Exercise requirements:
1) Set down the sertraline trial listing below word for word, everything from "The objectives of" down to "brain injury (TBI).".
2) In one to three sentences, explain what the study in the sertraline trial listing below is meant to investigate, according to its stated purpose.
3) List every neurobehavioral sequela of traumatic brain injury that the first objective in the sertraline trial listing below names specifically.

Sertraline vs. Placebo for Symptoms Following Traumatic Brain Injury
Status: | Completed |
---|---|
Conditions: | Hospital, Neurology |
Therapuetic Areas: | Neurology, Other |
Healthy: | No |
Age Range: | 18 - 65 |
Updated: | 4/2/2016 |
Start Date: | February 2000 |
End Date: | December 2007 |
Contact: | Michael Jaffee, MD |
Email: | michael.jaffee@amedd.army.mil |
Phone: | 202-782-6345 |
A Randomized Placebo-Controlled Trial of Sertraline for the Neurobehavioral Sequelae of Traumatic Brain Injury
The purpose of this study is to investigate the efficacy of an SSRI, sertraline for the use
of post-concussive symptoms following a traumatic brain injury. the study also seeks to
investigate the relationship between irritability and aggression and anosmia in individuals
who have suffered a traumatic brian injury.
of post-concussive symptoms following a traumatic brain injury. the study also seeks to
investigate the relationship between irritability and aggression and anosmia in individuals
who have suffered a traumatic brian injury.
The objectives of this protocol are the following:
1. To investigate the efficacy of sertraline, a selective serotonin reuptake inhibitor
(SSRI), in treating neurobehavioral sequelae of irritability, depression, frustration,
anxiety and other post-concussive symptoms following traumatic brain injury (TBI).

Supplied records:
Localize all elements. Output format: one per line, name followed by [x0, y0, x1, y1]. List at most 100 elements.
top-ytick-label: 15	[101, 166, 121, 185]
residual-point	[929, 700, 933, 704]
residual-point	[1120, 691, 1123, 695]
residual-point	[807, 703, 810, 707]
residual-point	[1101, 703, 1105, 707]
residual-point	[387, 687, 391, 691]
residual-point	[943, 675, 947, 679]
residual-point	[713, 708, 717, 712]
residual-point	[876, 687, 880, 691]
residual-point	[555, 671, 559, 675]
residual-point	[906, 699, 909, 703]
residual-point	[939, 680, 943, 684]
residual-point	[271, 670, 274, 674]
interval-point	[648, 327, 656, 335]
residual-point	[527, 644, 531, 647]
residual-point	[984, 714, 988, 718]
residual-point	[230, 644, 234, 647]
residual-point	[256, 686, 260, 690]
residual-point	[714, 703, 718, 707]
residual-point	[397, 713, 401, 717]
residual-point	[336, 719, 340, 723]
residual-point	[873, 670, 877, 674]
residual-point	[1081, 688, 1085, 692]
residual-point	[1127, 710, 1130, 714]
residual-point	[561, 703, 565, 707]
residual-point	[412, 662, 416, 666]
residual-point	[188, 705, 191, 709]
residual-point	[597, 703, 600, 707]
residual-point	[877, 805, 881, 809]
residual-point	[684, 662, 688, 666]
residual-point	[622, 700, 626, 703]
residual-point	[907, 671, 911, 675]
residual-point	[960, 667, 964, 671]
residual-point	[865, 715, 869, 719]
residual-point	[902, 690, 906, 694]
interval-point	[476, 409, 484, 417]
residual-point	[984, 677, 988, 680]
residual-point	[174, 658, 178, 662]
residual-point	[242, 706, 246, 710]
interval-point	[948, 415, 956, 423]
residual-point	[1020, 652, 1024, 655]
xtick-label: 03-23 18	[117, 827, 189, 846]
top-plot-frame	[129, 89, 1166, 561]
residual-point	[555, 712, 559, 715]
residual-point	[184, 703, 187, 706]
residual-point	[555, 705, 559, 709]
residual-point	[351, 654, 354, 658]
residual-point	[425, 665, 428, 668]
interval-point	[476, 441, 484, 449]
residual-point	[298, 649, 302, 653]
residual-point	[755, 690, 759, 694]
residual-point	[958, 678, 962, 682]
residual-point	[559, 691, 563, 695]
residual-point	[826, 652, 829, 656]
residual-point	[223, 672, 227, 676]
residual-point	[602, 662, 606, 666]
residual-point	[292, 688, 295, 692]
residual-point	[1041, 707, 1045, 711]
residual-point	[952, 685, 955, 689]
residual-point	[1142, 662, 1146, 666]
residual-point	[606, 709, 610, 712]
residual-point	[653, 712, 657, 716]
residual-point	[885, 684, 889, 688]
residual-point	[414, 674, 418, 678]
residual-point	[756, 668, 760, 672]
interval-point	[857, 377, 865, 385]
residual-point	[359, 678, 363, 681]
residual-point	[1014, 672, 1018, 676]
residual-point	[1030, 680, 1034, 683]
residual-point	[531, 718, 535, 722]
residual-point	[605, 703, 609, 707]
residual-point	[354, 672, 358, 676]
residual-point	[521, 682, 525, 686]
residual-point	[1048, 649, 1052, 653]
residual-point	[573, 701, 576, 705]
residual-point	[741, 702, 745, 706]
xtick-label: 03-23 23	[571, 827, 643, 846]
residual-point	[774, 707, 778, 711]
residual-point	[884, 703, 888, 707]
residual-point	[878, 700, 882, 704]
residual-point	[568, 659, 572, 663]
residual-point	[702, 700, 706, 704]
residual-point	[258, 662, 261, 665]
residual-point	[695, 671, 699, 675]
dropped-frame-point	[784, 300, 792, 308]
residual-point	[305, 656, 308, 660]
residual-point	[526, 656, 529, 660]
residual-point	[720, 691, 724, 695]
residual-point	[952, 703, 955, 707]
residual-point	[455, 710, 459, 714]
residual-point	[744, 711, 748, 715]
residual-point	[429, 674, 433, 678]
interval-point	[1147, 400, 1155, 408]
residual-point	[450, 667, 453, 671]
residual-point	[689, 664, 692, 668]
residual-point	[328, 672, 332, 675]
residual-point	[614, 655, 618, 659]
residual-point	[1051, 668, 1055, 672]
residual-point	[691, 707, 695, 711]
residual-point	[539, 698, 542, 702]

Solutions per task:
1)
The objectives of this protocol are the following:
1. To investigate the efficacy of sertraline, a selective serotonin reuptake inhibitor
(SSRI), in treating neurobehavioral sequelae of irritability, depression, frustration,
anxiety and other post-concussive symptoms following traumatic brain injury (TBI).

2) The study aims to test how well sertraline, an SSRI, works for post-concussive symptoms following a traumatic brain injury. It also looks at the relationship between irritability and aggression and anosmia in people who have suffered a traumatic brain injury.

3)
- irritability
- depression
- frustration
- anxiety